Task requirements. In the listing below, find every line with the string "расчетов" and pull it out.

Records excerpted from a collection
++++

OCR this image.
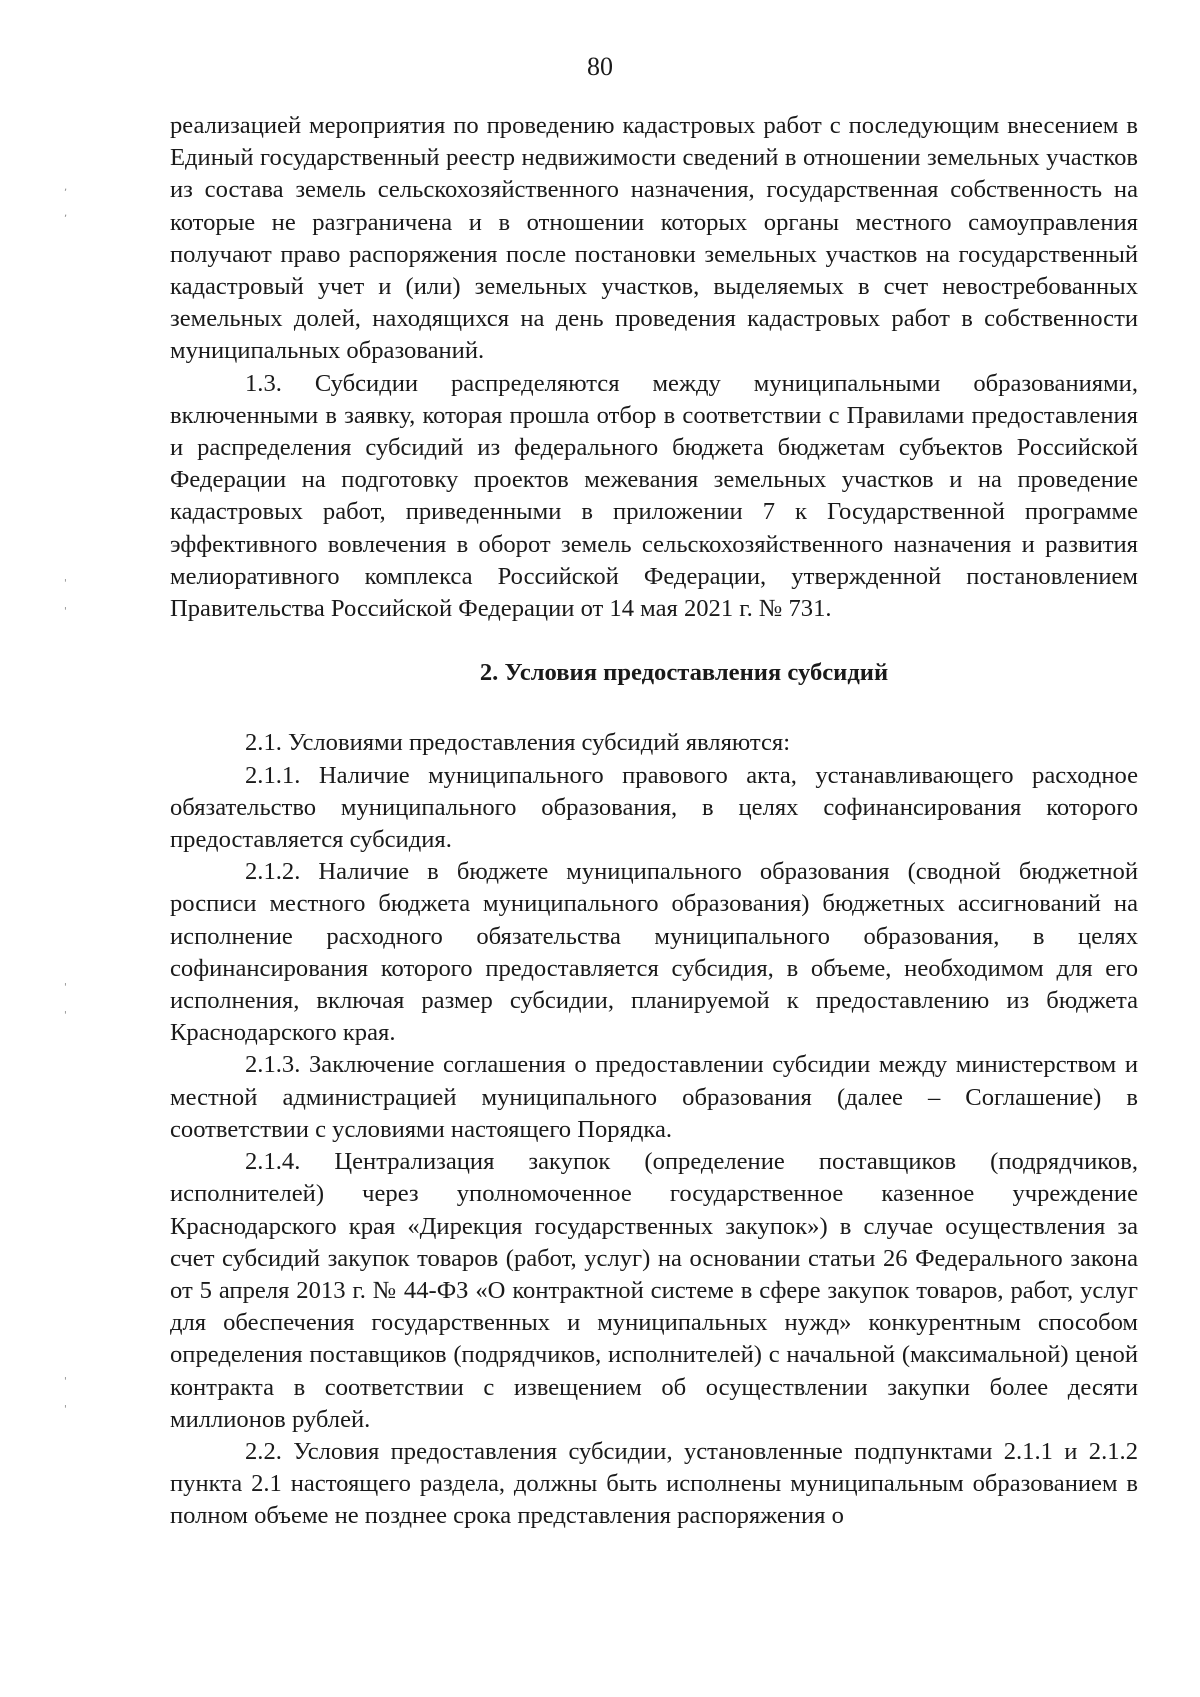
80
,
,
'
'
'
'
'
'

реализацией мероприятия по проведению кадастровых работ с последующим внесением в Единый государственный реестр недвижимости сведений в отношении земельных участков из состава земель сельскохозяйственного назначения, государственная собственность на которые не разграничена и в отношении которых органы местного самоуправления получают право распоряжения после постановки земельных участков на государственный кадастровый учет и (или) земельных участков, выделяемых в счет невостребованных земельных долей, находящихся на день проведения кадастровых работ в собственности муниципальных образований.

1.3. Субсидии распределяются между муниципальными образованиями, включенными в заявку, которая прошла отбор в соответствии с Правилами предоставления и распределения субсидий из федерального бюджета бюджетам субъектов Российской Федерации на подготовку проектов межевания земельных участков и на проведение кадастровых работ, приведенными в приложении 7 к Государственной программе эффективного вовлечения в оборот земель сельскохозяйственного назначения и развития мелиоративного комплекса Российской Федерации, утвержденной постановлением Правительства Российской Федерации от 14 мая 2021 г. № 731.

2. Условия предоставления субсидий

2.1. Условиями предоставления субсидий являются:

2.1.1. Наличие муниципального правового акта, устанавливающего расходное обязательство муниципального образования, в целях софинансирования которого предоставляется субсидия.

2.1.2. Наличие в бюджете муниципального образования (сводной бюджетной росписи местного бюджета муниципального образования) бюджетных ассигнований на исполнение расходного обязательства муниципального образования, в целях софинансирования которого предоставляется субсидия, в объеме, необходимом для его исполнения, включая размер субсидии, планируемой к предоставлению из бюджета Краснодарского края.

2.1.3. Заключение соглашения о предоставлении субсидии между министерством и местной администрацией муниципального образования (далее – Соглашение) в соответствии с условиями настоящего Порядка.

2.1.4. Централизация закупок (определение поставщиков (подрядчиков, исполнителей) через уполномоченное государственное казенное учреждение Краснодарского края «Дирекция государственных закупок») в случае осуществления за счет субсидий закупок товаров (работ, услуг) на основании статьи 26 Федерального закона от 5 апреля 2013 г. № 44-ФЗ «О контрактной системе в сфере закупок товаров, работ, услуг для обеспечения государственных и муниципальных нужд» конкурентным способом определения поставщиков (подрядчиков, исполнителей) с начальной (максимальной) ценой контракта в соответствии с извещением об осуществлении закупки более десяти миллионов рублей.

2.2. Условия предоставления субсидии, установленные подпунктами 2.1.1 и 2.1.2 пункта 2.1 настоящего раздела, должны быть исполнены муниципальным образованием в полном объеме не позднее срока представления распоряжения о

++++

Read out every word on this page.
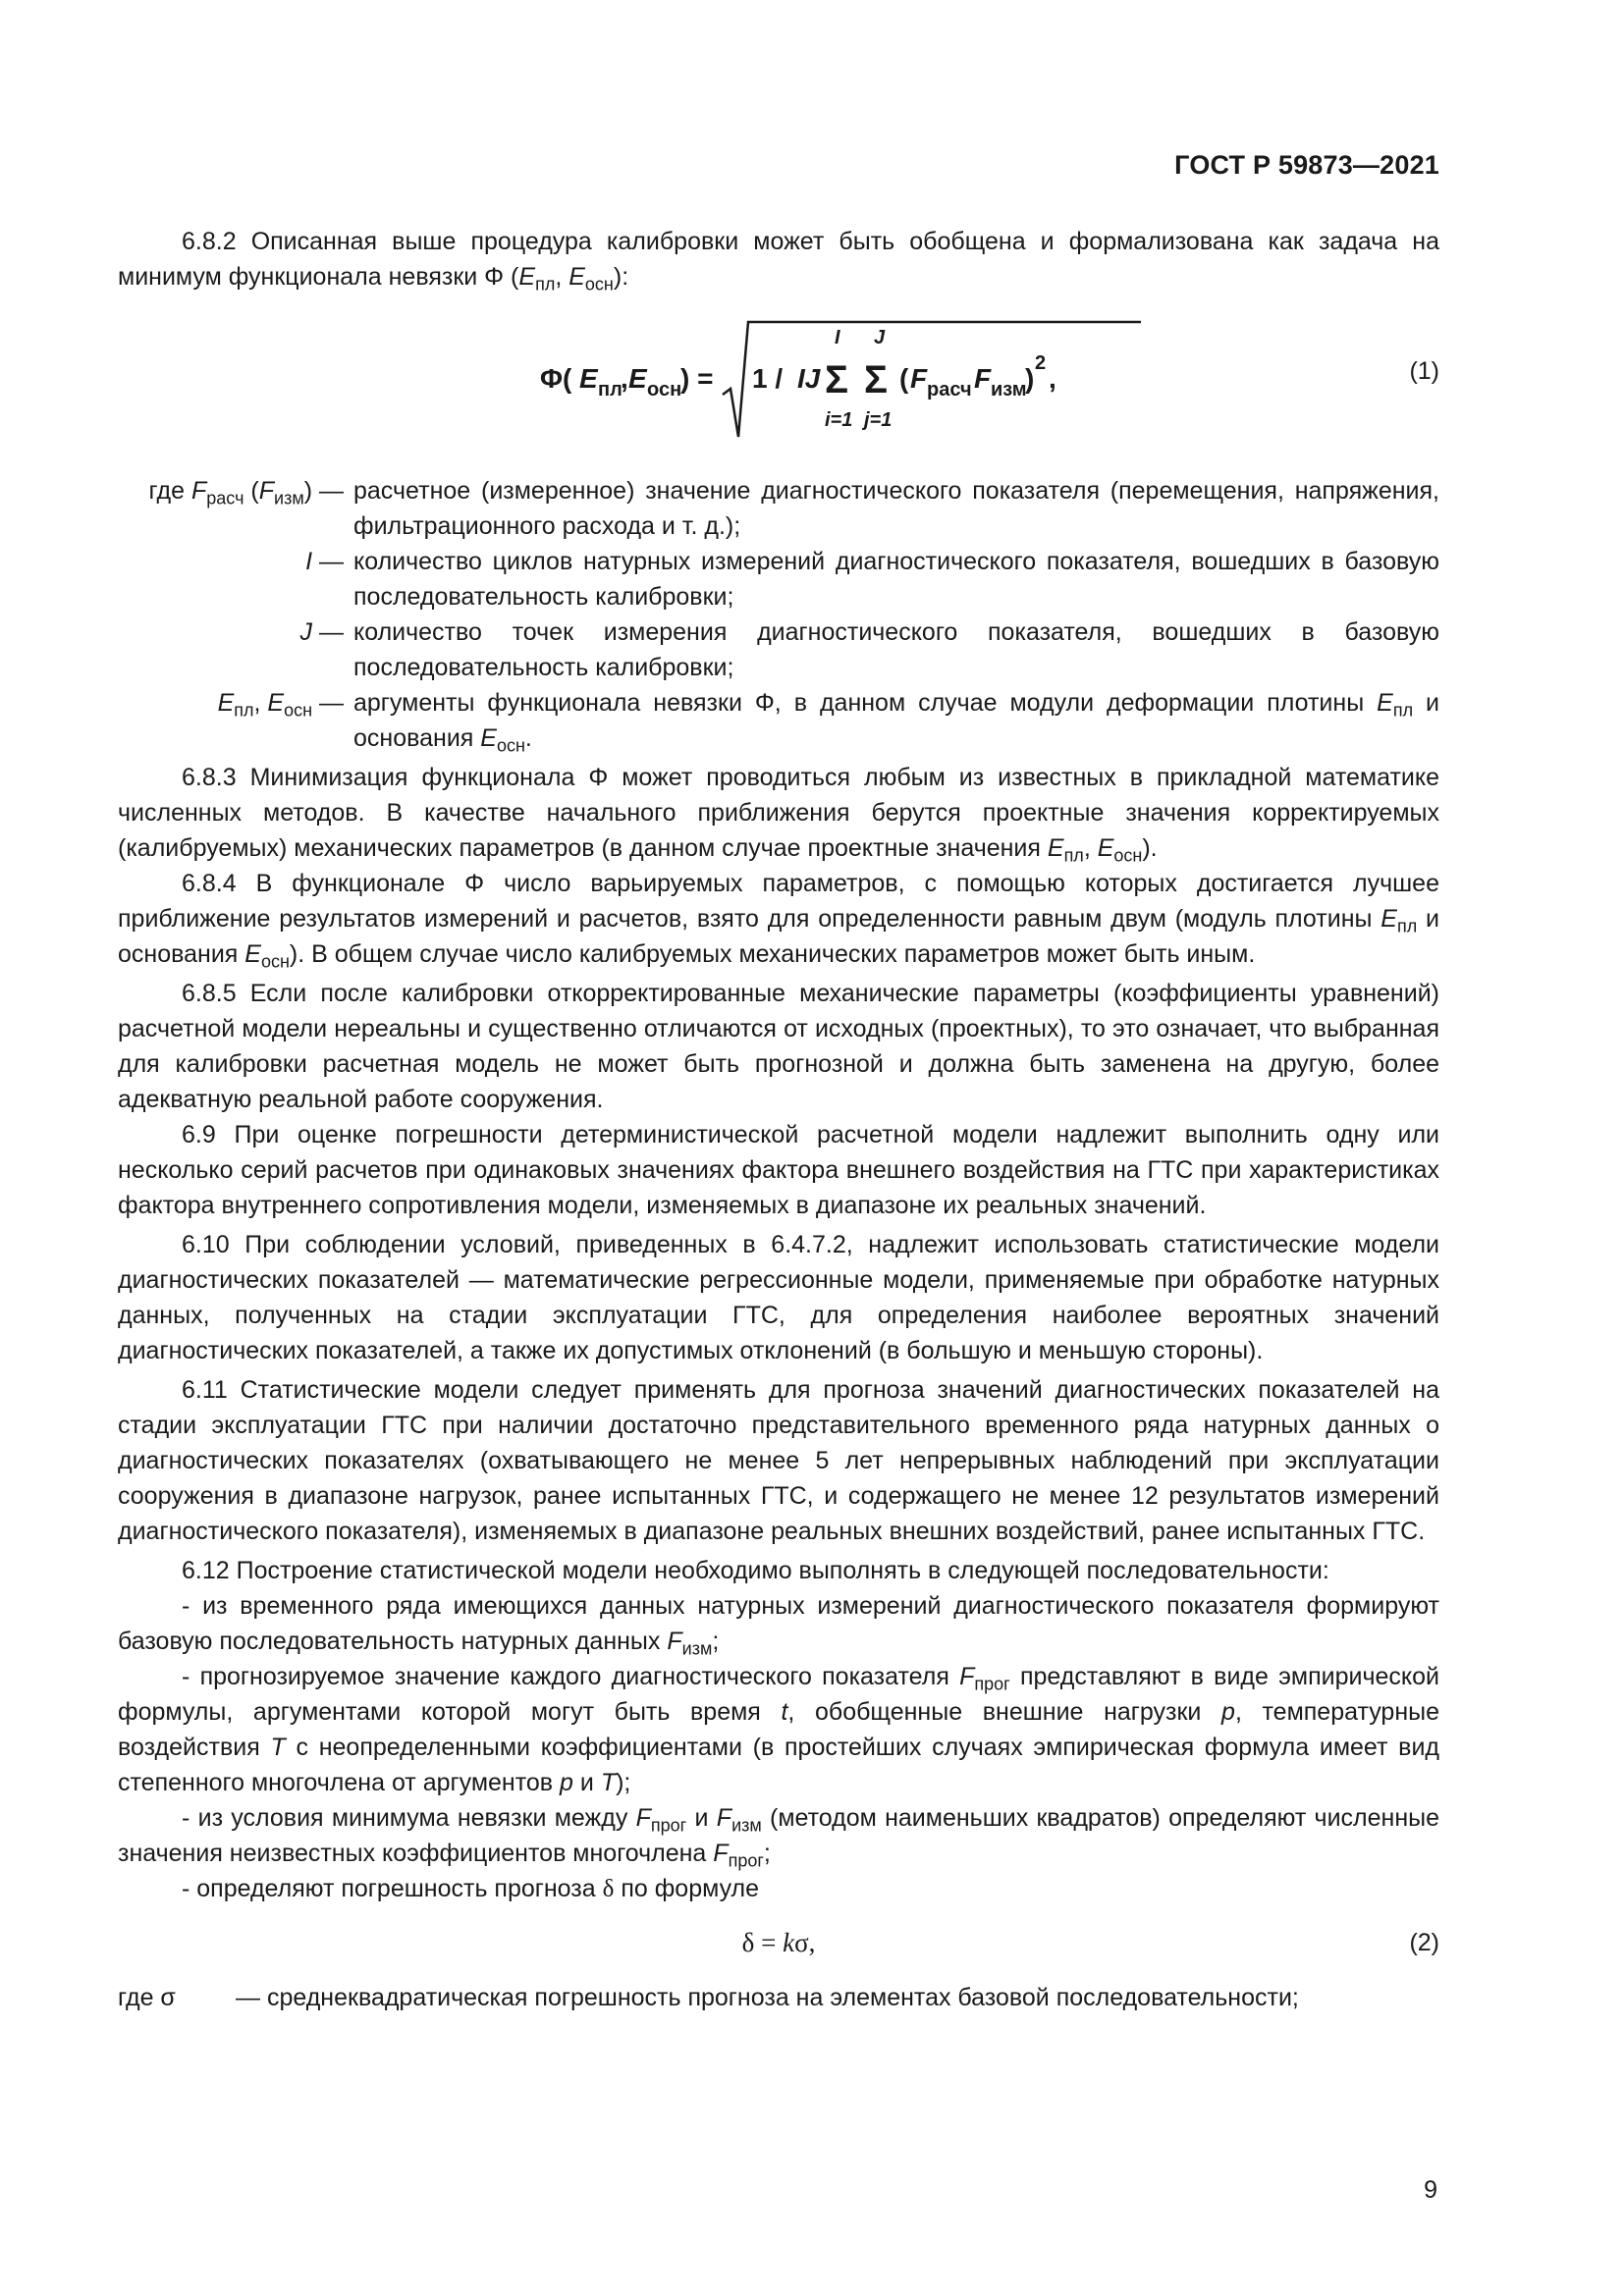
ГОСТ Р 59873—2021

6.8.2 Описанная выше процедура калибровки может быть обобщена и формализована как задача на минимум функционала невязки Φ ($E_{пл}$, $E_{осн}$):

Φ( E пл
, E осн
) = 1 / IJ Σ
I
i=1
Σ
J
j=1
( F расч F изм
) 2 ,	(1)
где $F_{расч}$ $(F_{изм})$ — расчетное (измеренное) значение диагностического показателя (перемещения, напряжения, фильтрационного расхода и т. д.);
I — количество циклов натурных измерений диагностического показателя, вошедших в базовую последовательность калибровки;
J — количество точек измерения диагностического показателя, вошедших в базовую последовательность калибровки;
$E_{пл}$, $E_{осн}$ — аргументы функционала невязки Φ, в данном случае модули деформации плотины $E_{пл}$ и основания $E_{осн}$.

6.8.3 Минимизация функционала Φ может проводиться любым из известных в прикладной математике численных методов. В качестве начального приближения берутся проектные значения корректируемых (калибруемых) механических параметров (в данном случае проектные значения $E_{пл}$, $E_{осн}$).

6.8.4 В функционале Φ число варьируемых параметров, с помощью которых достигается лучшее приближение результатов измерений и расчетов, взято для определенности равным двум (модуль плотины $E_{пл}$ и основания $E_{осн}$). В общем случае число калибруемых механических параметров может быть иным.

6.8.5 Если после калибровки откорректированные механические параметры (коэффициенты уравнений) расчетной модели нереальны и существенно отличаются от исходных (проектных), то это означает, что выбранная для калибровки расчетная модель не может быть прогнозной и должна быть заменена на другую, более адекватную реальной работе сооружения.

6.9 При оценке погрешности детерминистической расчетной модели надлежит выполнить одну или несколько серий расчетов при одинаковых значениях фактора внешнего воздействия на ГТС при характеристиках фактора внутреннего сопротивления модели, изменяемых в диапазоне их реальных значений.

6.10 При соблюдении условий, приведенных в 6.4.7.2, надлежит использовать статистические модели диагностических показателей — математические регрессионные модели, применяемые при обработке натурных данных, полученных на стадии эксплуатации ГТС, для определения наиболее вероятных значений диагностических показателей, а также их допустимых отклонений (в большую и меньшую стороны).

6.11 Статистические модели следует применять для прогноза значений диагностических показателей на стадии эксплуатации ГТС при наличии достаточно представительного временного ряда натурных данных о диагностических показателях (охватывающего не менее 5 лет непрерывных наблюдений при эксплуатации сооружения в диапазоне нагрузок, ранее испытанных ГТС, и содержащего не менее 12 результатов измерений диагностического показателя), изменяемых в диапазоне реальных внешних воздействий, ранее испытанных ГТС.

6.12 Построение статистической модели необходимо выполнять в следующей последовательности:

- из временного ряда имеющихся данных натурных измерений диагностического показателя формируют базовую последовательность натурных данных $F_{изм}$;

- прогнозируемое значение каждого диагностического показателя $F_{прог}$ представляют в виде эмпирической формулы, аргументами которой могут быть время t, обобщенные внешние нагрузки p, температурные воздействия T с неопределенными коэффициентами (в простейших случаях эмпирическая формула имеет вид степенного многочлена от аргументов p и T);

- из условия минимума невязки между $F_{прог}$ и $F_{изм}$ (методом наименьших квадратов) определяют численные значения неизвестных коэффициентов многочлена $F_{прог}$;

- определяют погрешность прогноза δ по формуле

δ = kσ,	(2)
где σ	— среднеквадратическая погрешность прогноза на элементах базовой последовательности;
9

++++

Output for this task.
6.8.4 В функционале Φ число варьируемых параметров, с помощью которых достигается лучшее приближение результатов измерений и расчетов, взято для определенности равным двум (модуль плотины $E_{пл}$ и основания $E_{осн}$). В общем случае число калибруемых механических параметров может быть иным.
6.9 При оценке погрешности детерминистической расчетной модели надлежит выполнить одну или несколько серий расчетов при одинаковых значениях фактора внешнего воздействия на ГТС при характеристиках фактора внутреннего сопротивления модели, изменяемых в диапазоне их реальных значений.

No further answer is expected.